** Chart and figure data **
▼

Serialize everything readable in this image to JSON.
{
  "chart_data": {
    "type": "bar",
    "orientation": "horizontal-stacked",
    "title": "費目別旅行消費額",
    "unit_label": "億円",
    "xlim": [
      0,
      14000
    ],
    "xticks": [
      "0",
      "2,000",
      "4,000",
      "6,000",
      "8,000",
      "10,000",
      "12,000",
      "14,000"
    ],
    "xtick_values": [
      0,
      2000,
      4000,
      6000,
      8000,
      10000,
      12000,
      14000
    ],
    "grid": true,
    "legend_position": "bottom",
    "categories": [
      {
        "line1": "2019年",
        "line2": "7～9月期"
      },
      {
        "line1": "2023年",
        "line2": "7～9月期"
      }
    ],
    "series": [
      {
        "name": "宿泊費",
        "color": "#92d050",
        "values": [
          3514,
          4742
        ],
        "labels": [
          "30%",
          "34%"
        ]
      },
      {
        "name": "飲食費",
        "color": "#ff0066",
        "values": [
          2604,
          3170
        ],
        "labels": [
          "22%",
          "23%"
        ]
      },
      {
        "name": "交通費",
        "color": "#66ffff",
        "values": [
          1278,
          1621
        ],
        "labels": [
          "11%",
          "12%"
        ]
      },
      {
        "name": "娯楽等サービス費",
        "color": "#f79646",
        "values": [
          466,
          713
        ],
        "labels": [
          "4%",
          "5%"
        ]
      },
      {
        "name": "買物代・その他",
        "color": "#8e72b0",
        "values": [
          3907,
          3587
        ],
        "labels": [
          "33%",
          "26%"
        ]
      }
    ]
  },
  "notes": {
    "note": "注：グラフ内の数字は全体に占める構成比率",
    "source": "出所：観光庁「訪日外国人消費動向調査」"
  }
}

▲
▼

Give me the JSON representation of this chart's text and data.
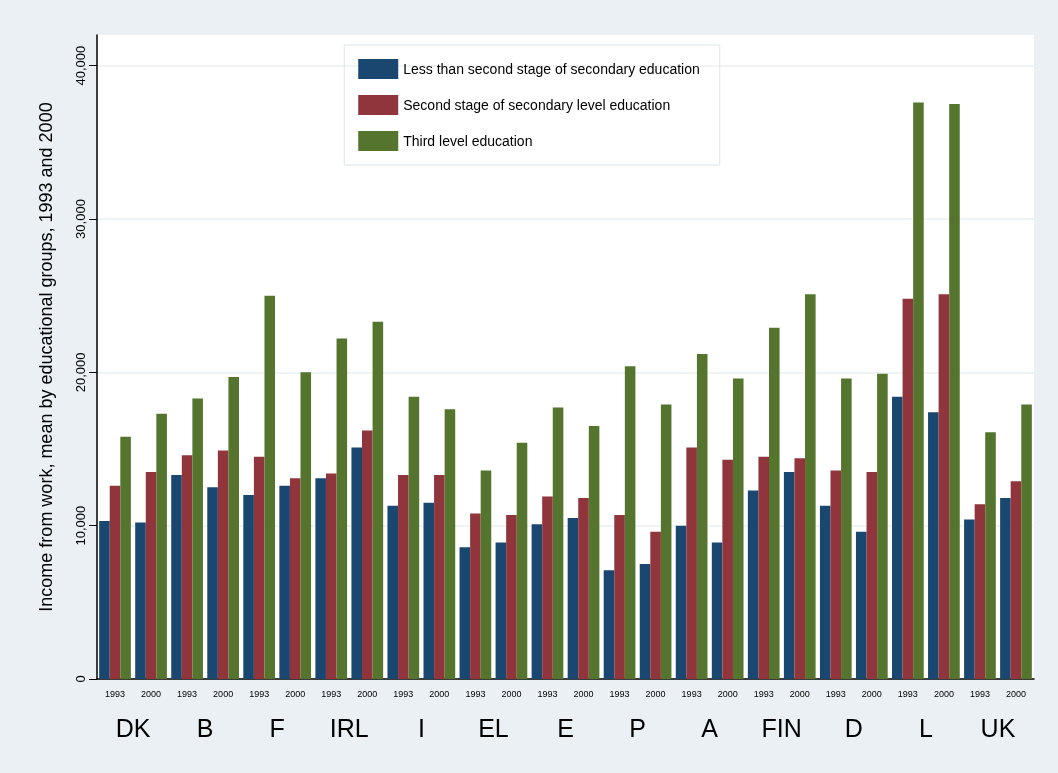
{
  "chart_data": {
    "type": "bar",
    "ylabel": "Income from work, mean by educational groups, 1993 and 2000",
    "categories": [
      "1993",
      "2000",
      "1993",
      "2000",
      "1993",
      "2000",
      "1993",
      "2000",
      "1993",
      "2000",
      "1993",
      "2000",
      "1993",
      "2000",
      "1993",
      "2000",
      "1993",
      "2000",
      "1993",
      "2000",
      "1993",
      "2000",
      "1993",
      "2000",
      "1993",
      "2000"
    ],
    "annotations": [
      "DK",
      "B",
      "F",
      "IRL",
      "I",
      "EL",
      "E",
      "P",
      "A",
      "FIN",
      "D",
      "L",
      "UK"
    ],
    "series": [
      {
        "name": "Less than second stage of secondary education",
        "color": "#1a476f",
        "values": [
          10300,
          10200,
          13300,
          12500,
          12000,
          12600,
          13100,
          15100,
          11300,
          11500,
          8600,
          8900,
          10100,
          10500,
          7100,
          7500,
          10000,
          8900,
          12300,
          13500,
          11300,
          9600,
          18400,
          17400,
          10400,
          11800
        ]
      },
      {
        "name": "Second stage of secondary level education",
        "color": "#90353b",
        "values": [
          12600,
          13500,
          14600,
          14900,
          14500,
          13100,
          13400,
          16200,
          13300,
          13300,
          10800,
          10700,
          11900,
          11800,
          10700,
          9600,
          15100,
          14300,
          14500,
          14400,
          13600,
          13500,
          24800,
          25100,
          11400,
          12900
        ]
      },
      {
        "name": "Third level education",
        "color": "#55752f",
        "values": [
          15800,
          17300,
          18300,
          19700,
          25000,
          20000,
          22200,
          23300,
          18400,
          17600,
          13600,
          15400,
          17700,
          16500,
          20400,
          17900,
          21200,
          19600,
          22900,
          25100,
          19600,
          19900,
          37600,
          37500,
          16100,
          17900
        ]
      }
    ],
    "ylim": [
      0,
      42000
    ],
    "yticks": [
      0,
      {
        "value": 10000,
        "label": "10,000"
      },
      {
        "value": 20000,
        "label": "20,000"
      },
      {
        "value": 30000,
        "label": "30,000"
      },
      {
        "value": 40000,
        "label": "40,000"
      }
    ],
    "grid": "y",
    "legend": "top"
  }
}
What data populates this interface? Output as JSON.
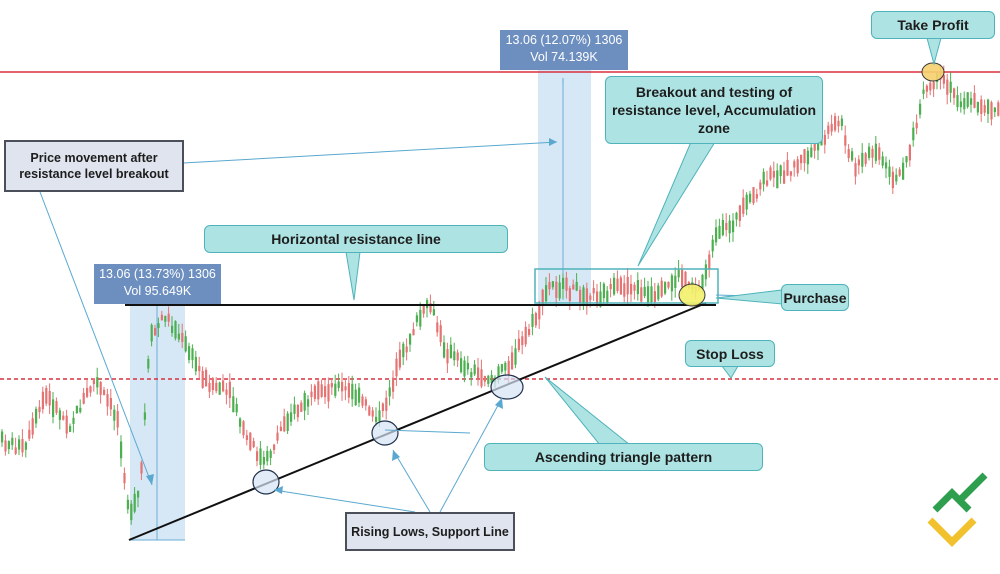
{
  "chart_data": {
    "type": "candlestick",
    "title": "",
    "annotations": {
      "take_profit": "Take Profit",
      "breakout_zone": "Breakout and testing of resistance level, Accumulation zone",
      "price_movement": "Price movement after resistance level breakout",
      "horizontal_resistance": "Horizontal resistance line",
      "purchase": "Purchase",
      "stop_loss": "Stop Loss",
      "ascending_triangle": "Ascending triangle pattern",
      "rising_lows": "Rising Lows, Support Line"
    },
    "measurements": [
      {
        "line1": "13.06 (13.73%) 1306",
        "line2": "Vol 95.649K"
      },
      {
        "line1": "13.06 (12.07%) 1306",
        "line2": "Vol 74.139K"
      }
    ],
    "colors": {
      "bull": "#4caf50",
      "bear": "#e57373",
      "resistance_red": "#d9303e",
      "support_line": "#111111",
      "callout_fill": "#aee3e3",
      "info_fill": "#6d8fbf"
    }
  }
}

▲
▼

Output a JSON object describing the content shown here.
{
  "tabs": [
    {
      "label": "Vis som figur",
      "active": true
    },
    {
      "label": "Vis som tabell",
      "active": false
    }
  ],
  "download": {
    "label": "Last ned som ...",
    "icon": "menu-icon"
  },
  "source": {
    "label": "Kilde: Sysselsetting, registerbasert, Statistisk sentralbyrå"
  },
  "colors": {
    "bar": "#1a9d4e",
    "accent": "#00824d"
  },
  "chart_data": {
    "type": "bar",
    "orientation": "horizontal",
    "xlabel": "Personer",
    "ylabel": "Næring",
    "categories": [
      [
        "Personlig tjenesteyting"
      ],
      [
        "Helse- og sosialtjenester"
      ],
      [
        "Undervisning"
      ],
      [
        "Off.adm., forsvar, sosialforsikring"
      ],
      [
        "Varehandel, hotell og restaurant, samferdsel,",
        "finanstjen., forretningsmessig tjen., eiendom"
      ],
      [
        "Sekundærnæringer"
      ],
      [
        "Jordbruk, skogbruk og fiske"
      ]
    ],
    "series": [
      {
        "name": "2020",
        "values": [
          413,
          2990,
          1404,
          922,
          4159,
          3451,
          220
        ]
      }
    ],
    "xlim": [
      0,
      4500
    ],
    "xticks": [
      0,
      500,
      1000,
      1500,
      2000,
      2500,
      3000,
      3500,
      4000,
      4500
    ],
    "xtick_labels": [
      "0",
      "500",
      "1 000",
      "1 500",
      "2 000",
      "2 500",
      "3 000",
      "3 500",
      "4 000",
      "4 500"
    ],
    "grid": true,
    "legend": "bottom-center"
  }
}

▲

** BRIEF **
Look through the entries and return every line where "JSON" appears.

** SOLUTION TO THIS PROBLEM **
Serialize everything readable in this image to JSON.
Give me the JSON representation of this chart's text and data.
What data populates this interface? Output as JSON.
Output a JSON object describing the content shown here.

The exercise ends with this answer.